— BEGIN Available records —

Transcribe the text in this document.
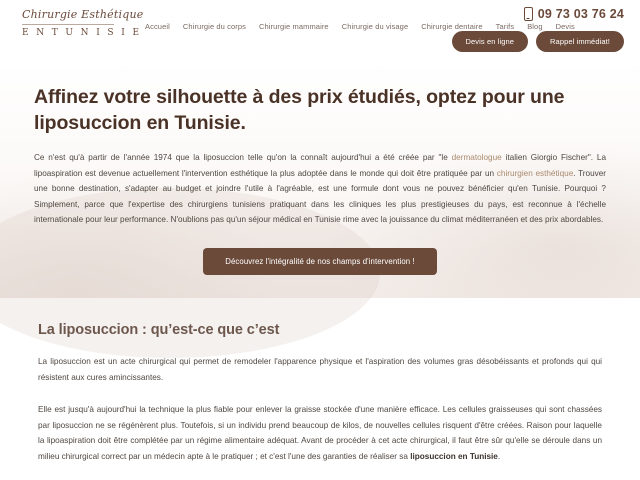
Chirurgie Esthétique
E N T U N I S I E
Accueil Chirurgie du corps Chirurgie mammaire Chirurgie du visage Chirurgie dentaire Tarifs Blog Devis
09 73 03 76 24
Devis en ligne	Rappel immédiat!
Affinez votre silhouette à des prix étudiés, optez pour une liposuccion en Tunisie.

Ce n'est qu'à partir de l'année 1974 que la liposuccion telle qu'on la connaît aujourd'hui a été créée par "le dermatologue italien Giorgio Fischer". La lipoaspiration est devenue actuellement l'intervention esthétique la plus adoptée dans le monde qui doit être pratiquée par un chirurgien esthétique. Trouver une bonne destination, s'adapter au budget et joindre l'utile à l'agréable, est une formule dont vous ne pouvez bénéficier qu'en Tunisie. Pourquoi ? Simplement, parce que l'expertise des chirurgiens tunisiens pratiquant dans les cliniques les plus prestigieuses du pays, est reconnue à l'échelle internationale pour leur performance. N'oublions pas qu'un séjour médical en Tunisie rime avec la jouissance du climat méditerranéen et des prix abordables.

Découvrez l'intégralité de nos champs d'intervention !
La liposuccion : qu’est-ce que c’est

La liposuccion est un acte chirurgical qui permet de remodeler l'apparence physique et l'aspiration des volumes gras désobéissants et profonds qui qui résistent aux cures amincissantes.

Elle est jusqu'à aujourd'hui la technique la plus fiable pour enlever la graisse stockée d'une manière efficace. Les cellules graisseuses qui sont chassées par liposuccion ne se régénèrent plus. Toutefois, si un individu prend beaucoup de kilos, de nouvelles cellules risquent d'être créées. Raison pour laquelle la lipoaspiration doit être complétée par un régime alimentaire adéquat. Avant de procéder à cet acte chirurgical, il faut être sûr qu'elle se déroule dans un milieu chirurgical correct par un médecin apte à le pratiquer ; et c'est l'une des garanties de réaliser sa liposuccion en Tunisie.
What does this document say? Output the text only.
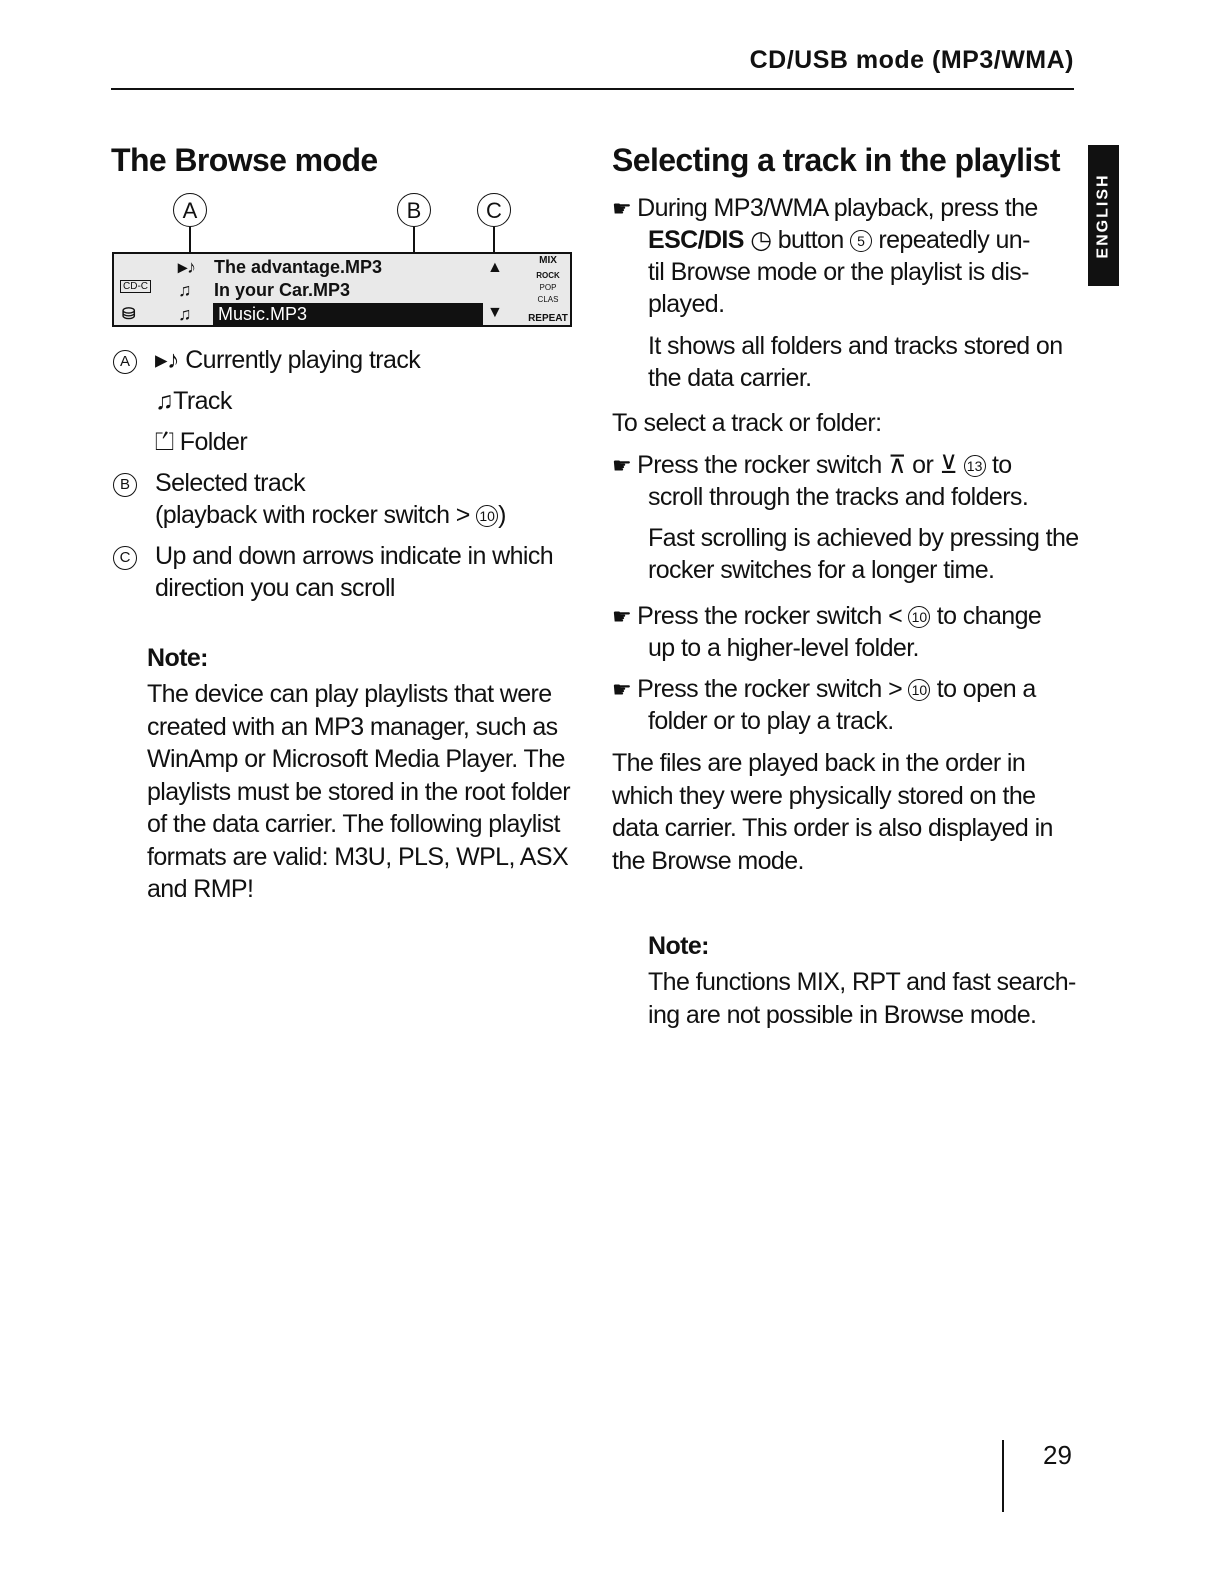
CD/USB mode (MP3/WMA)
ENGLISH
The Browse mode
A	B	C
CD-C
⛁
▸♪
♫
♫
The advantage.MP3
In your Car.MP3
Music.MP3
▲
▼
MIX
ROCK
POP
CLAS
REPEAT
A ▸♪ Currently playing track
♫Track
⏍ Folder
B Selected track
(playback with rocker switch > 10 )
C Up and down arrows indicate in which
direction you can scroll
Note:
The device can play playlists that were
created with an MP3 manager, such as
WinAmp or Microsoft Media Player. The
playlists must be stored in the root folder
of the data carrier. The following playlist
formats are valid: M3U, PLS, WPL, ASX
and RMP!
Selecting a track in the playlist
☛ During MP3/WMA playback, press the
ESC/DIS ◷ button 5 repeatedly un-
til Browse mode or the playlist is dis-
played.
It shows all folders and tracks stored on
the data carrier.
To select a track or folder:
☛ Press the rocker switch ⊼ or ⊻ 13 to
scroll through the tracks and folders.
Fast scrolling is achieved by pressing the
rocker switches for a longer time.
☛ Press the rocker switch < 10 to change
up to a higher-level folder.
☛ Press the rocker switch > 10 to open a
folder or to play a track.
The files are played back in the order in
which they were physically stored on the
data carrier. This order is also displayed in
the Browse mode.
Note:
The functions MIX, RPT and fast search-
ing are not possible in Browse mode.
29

— END Available records —

● **Your goal**: List every line from the entries above in which "playback" appears.

● **Completed exercise**:
(playback with rocker switch > 10 )
☛ During MP3/WMA playback, press the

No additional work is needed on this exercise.